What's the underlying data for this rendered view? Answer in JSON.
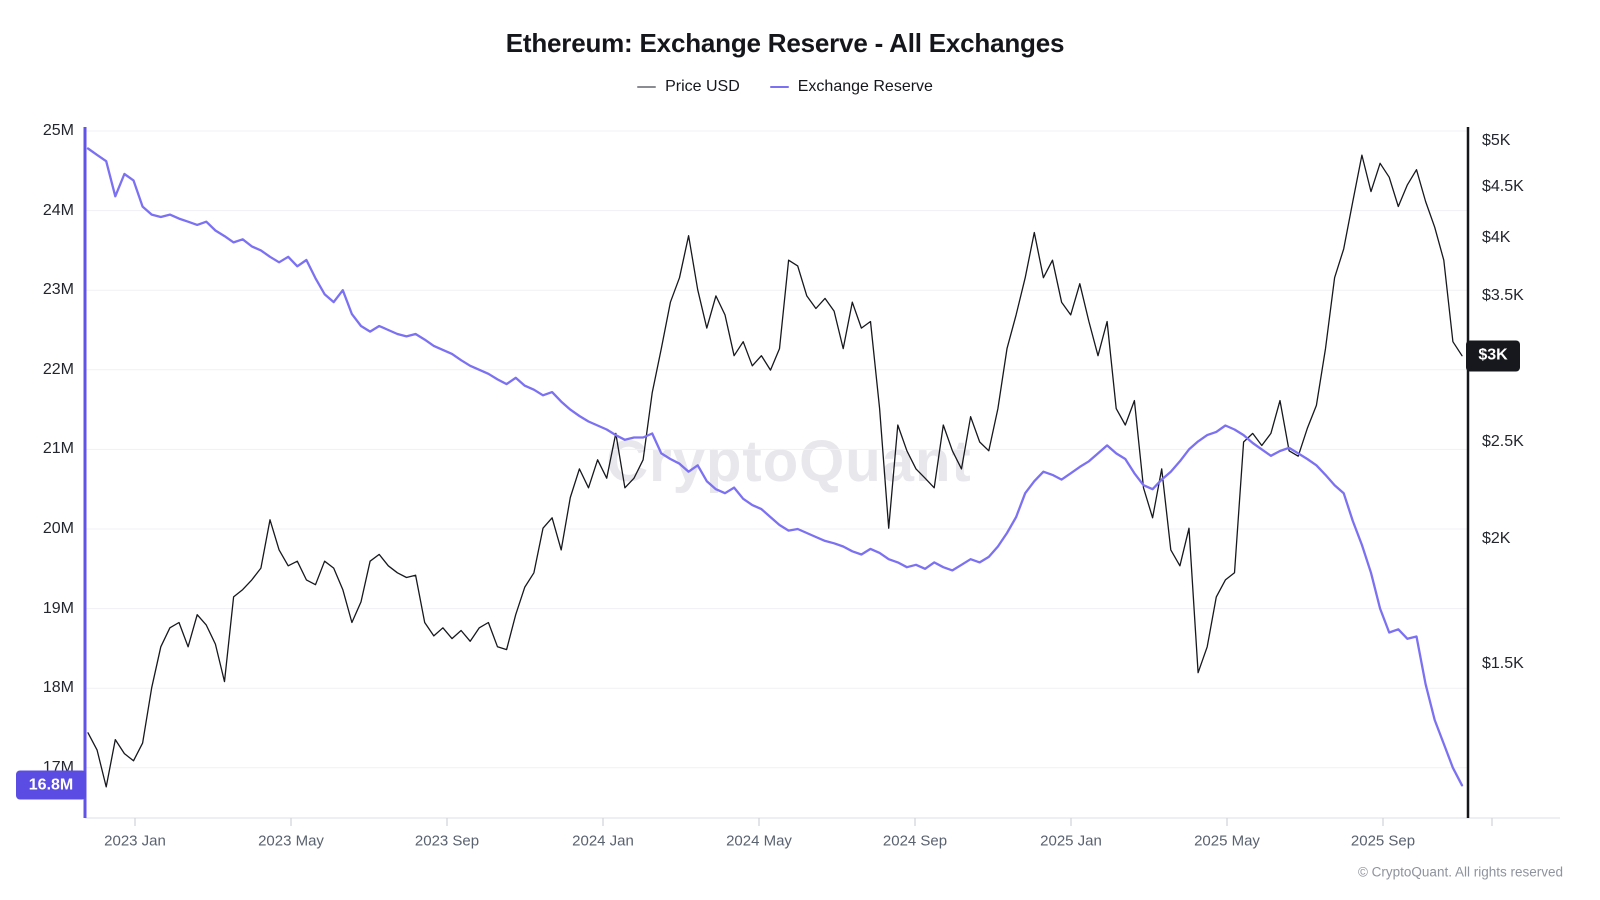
{
  "header": {
    "title": "Ethereum: Exchange Reserve - All Exchanges"
  },
  "legend": {
    "items": [
      {
        "label": "Price USD",
        "color": "#8b8b94"
      },
      {
        "label": "Exchange Reserve",
        "color": "#7c71f2"
      }
    ]
  },
  "watermark": "CryptoQuant",
  "footer": {
    "copyright": "© CryptoQuant. All rights reserved"
  },
  "badges": {
    "reserve_last": {
      "text": "16.8M",
      "bg": "#5b4de4"
    },
    "price_last": {
      "text": "$3K",
      "bg": "#17181d"
    }
  },
  "axes": {
    "left": {
      "labels": [
        "25M",
        "24M",
        "23M",
        "22M",
        "21M",
        "20M",
        "19M",
        "18M",
        "17M"
      ],
      "values": [
        25,
        24,
        23,
        22,
        21,
        20,
        19,
        18,
        17
      ]
    },
    "right": {
      "labels": [
        "$5K",
        "$4.5K",
        "$4K",
        "$3.5K",
        "$3K",
        "$2.5K",
        "$2K",
        "$1.5K"
      ],
      "values": [
        5000,
        4500,
        4000,
        3500,
        3000,
        2500,
        2000,
        1500
      ]
    },
    "x": {
      "labels": [
        "2023 Jan",
        "2023 May",
        "2023 Sep",
        "2024 Jan",
        "2024 May",
        "2024 Sep",
        "2025 Jan",
        "2025 May",
        "2025 Sep"
      ]
    }
  },
  "chart_data": {
    "type": "line",
    "title": "Ethereum: Exchange Reserve - All Exchanges",
    "x_range": [
      "2022-11-24",
      "2025-11-01"
    ],
    "sampling": "~weekly (152 points per series)",
    "legend_position": "top-center",
    "grid": "horizontal, faint",
    "left_axis": {
      "name": "Exchange Reserve",
      "unit": "M ETH",
      "scale": "linear",
      "ticks": [
        25,
        24,
        23,
        22,
        21,
        20,
        19,
        18,
        17
      ],
      "last_value_label": "16.8M"
    },
    "right_axis": {
      "name": "Price USD",
      "unit": "USD",
      "scale": "log",
      "ticks": [
        5000,
        4500,
        4000,
        3500,
        3000,
        2500,
        2000,
        1500
      ],
      "last_value_label": "$3K"
    },
    "series": [
      {
        "name": "Price USD",
        "axis": "right",
        "color": "#17181d",
        "unit": "USD",
        "values": [
          1280,
          1230,
          1130,
          1260,
          1220,
          1200,
          1250,
          1420,
          1560,
          1630,
          1650,
          1560,
          1680,
          1640,
          1570,
          1440,
          1750,
          1780,
          1820,
          1870,
          2090,
          1950,
          1880,
          1900,
          1820,
          1800,
          1900,
          1870,
          1780,
          1650,
          1730,
          1900,
          1930,
          1880,
          1850,
          1830,
          1840,
          1650,
          1600,
          1630,
          1590,
          1620,
          1580,
          1630,
          1650,
          1560,
          1550,
          1680,
          1790,
          1850,
          2050,
          2100,
          1950,
          2200,
          2350,
          2250,
          2400,
          2300,
          2550,
          2250,
          2300,
          2400,
          2800,
          3100,
          3450,
          3650,
          4020,
          3550,
          3250,
          3500,
          3350,
          3050,
          3150,
          2980,
          3050,
          2950,
          3100,
          3800,
          3750,
          3500,
          3400,
          3480,
          3380,
          3100,
          3450,
          3250,
          3300,
          2700,
          2050,
          2600,
          2450,
          2350,
          2300,
          2250,
          2600,
          2450,
          2350,
          2650,
          2500,
          2450,
          2700,
          3100,
          3350,
          3650,
          4050,
          3650,
          3800,
          3450,
          3350,
          3600,
          3300,
          3050,
          3300,
          2700,
          2600,
          2750,
          2250,
          2100,
          2350,
          1950,
          1880,
          2050,
          1470,
          1560,
          1750,
          1820,
          1850,
          2500,
          2550,
          2480,
          2550,
          2750,
          2450,
          2420,
          2580,
          2720,
          3100,
          3650,
          3900,
          4350,
          4840,
          4450,
          4750,
          4600,
          4300,
          4520,
          4680,
          4350,
          4100,
          3800,
          3150,
          3050
        ]
      },
      {
        "name": "Exchange Reserve",
        "axis": "left",
        "color": "#7c71f2",
        "unit": "M ETH",
        "values": [
          24.78,
          24.7,
          24.62,
          24.18,
          24.46,
          24.38,
          24.05,
          23.95,
          23.92,
          23.95,
          23.9,
          23.86,
          23.82,
          23.86,
          23.75,
          23.68,
          23.6,
          23.64,
          23.55,
          23.5,
          23.42,
          23.35,
          23.42,
          23.3,
          23.38,
          23.15,
          22.95,
          22.85,
          23.0,
          22.7,
          22.55,
          22.48,
          22.55,
          22.5,
          22.45,
          22.42,
          22.45,
          22.38,
          22.3,
          22.25,
          22.2,
          22.12,
          22.05,
          22.0,
          21.95,
          21.88,
          21.82,
          21.9,
          21.8,
          21.75,
          21.68,
          21.72,
          21.6,
          21.5,
          21.42,
          21.35,
          21.3,
          21.25,
          21.18,
          21.12,
          21.15,
          21.15,
          21.2,
          20.95,
          20.88,
          20.82,
          20.72,
          20.8,
          20.6,
          20.5,
          20.45,
          20.52,
          20.38,
          20.3,
          20.25,
          20.15,
          20.05,
          19.98,
          20.0,
          19.95,
          19.9,
          19.85,
          19.82,
          19.78,
          19.72,
          19.68,
          19.75,
          19.7,
          19.62,
          19.58,
          19.52,
          19.55,
          19.5,
          19.58,
          19.52,
          19.48,
          19.55,
          19.62,
          19.58,
          19.65,
          19.78,
          19.95,
          20.15,
          20.45,
          20.6,
          20.72,
          20.68,
          20.62,
          20.7,
          20.78,
          20.85,
          20.95,
          21.05,
          20.95,
          20.88,
          20.7,
          20.55,
          20.5,
          20.62,
          20.72,
          20.85,
          21.0,
          21.1,
          21.18,
          21.22,
          21.3,
          21.25,
          21.18,
          21.08,
          21.0,
          20.92,
          20.98,
          21.02,
          20.95,
          20.88,
          20.8,
          20.68,
          20.55,
          20.45,
          20.1,
          19.8,
          19.45,
          19.0,
          18.7,
          18.74,
          18.62,
          18.65,
          18.05,
          17.6,
          17.3,
          17.0,
          16.78
        ]
      }
    ]
  },
  "colors": {
    "reserve_line": "#7c71f2",
    "price_line": "#17181d",
    "left_axis_line": "#6152e8",
    "right_axis_line": "#15161a",
    "gridline": "#f1f1f4",
    "x_axis_line": "#e4e5e9",
    "tick": "#cfd2d8"
  }
}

§ WHAT YOU ARE ASKED TO DO: Above are the records; reproduce them exactly and leave out the pictures.

§ FULL OUTPUT:
What's the underlying data for this rendered view? Answer in JSON.
{
  "header": {
    "title": "Ethereum: Exchange Reserve - All Exchanges"
  },
  "legend": {
    "items": [
      {
        "label": "Price USD",
        "color": "#8b8b94"
      },
      {
        "label": "Exchange Reserve",
        "color": "#7c71f2"
      }
    ]
  },
  "watermark": "CryptoQuant",
  "footer": {
    "copyright": "© CryptoQuant. All rights reserved"
  },
  "badges": {
    "reserve_last": {
      "text": "16.8M",
      "bg": "#5b4de4"
    },
    "price_last": {
      "text": "$3K",
      "bg": "#17181d"
    }
  },
  "axes": {
    "left": {
      "labels": [
        "25M",
        "24M",
        "23M",
        "22M",
        "21M",
        "20M",
        "19M",
        "18M",
        "17M"
      ],
      "values": [
        25,
        24,
        23,
        22,
        21,
        20,
        19,
        18,
        17
      ]
    },
    "right": {
      "labels": [
        "$5K",
        "$4.5K",
        "$4K",
        "$3.5K",
        "$3K",
        "$2.5K",
        "$2K",
        "$1.5K"
      ],
      "values": [
        5000,
        4500,
        4000,
        3500,
        3000,
        2500,
        2000,
        1500
      ]
    },
    "x": {
      "labels": [
        "2023 Jan",
        "2023 May",
        "2023 Sep",
        "2024 Jan",
        "2024 May",
        "2024 Sep",
        "2025 Jan",
        "2025 May",
        "2025 Sep"
      ]
    }
  },
  "chart_data": {
    "type": "line",
    "title": "Ethereum: Exchange Reserve - All Exchanges",
    "x_range": [
      "2022-11-24",
      "2025-11-01"
    ],
    "sampling": "~weekly (152 points per series)",
    "legend_position": "top-center",
    "grid": "horizontal, faint",
    "left_axis": {
      "name": "Exchange Reserve",
      "unit": "M ETH",
      "scale": "linear",
      "ticks": [
        25,
        24,
        23,
        22,
        21,
        20,
        19,
        18,
        17
      ],
      "last_value_label": "16.8M"
    },
    "right_axis": {
      "name": "Price USD",
      "unit": "USD",
      "scale": "log",
      "ticks": [
        5000,
        4500,
        4000,
        3500,
        3000,
        2500,
        2000,
        1500
      ],
      "last_value_label": "$3K"
    },
    "series": [
      {
        "name": "Price USD",
        "axis": "right",
        "color": "#17181d",
        "unit": "USD",
        "values": [
          1280,
          1230,
          1130,
          1260,
          1220,
          1200,
          1250,
          1420,
          1560,
          1630,
          1650,
          1560,
          1680,
          1640,
          1570,
          1440,
          1750,
          1780,
          1820,
          1870,
          2090,
          1950,
          1880,
          1900,
          1820,
          1800,
          1900,
          1870,
          1780,
          1650,
          1730,
          1900,
          1930,
          1880,
          1850,
          1830,
          1840,
          1650,
          1600,
          1630,
          1590,
          1620,
          1580,
          1630,
          1650,
          1560,
          1550,
          1680,
          1790,
          1850,
          2050,
          2100,
          1950,
          2200,
          2350,
          2250,
          2400,
          2300,
          2550,
          2250,
          2300,
          2400,
          2800,
          3100,
          3450,
          3650,
          4020,
          3550,
          3250,
          3500,
          3350,
          3050,
          3150,
          2980,
          3050,
          2950,
          3100,
          3800,
          3750,
          3500,
          3400,
          3480,
          3380,
          3100,
          3450,
          3250,
          3300,
          2700,
          2050,
          2600,
          2450,
          2350,
          2300,
          2250,
          2600,
          2450,
          2350,
          2650,
          2500,
          2450,
          2700,
          3100,
          3350,
          3650,
          4050,
          3650,
          3800,
          3450,
          3350,
          3600,
          3300,
          3050,
          3300,
          2700,
          2600,
          2750,
          2250,
          2100,
          2350,
          1950,
          1880,
          2050,
          1470,
          1560,
          1750,
          1820,
          1850,
          2500,
          2550,
          2480,
          2550,
          2750,
          2450,
          2420,
          2580,
          2720,
          3100,
          3650,
          3900,
          4350,
          4840,
          4450,
          4750,
          4600,
          4300,
          4520,
          4680,
          4350,
          4100,
          3800,
          3150,
          3050
        ]
      },
      {
        "name": "Exchange Reserve",
        "axis": "left",
        "color": "#7c71f2",
        "unit": "M ETH",
        "values": [
          24.78,
          24.7,
          24.62,
          24.18,
          24.46,
          24.38,
          24.05,
          23.95,
          23.92,
          23.95,
          23.9,
          23.86,
          23.82,
          23.86,
          23.75,
          23.68,
          23.6,
          23.64,
          23.55,
          23.5,
          23.42,
          23.35,
          23.42,
          23.3,
          23.38,
          23.15,
          22.95,
          22.85,
          23.0,
          22.7,
          22.55,
          22.48,
          22.55,
          22.5,
          22.45,
          22.42,
          22.45,
          22.38,
          22.3,
          22.25,
          22.2,
          22.12,
          22.05,
          22.0,
          21.95,
          21.88,
          21.82,
          21.9,
          21.8,
          21.75,
          21.68,
          21.72,
          21.6,
          21.5,
          21.42,
          21.35,
          21.3,
          21.25,
          21.18,
          21.12,
          21.15,
          21.15,
          21.2,
          20.95,
          20.88,
          20.82,
          20.72,
          20.8,
          20.6,
          20.5,
          20.45,
          20.52,
          20.38,
          20.3,
          20.25,
          20.15,
          20.05,
          19.98,
          20.0,
          19.95,
          19.9,
          19.85,
          19.82,
          19.78,
          19.72,
          19.68,
          19.75,
          19.7,
          19.62,
          19.58,
          19.52,
          19.55,
          19.5,
          19.58,
          19.52,
          19.48,
          19.55,
          19.62,
          19.58,
          19.65,
          19.78,
          19.95,
          20.15,
          20.45,
          20.6,
          20.72,
          20.68,
          20.62,
          20.7,
          20.78,
          20.85,
          20.95,
          21.05,
          20.95,
          20.88,
          20.7,
          20.55,
          20.5,
          20.62,
          20.72,
          20.85,
          21.0,
          21.1,
          21.18,
          21.22,
          21.3,
          21.25,
          21.18,
          21.08,
          21.0,
          20.92,
          20.98,
          21.02,
          20.95,
          20.88,
          20.8,
          20.68,
          20.55,
          20.45,
          20.1,
          19.8,
          19.45,
          19.0,
          18.7,
          18.74,
          18.62,
          18.65,
          18.05,
          17.6,
          17.3,
          17.0,
          16.78
        ]
      }
    ]
  },
  "colors": {
    "reserve_line": "#7c71f2",
    "price_line": "#17181d",
    "left_axis_line": "#6152e8",
    "right_axis_line": "#15161a",
    "gridline": "#f1f1f4",
    "x_axis_line": "#e4e5e9",
    "tick": "#cfd2d8"
  }
}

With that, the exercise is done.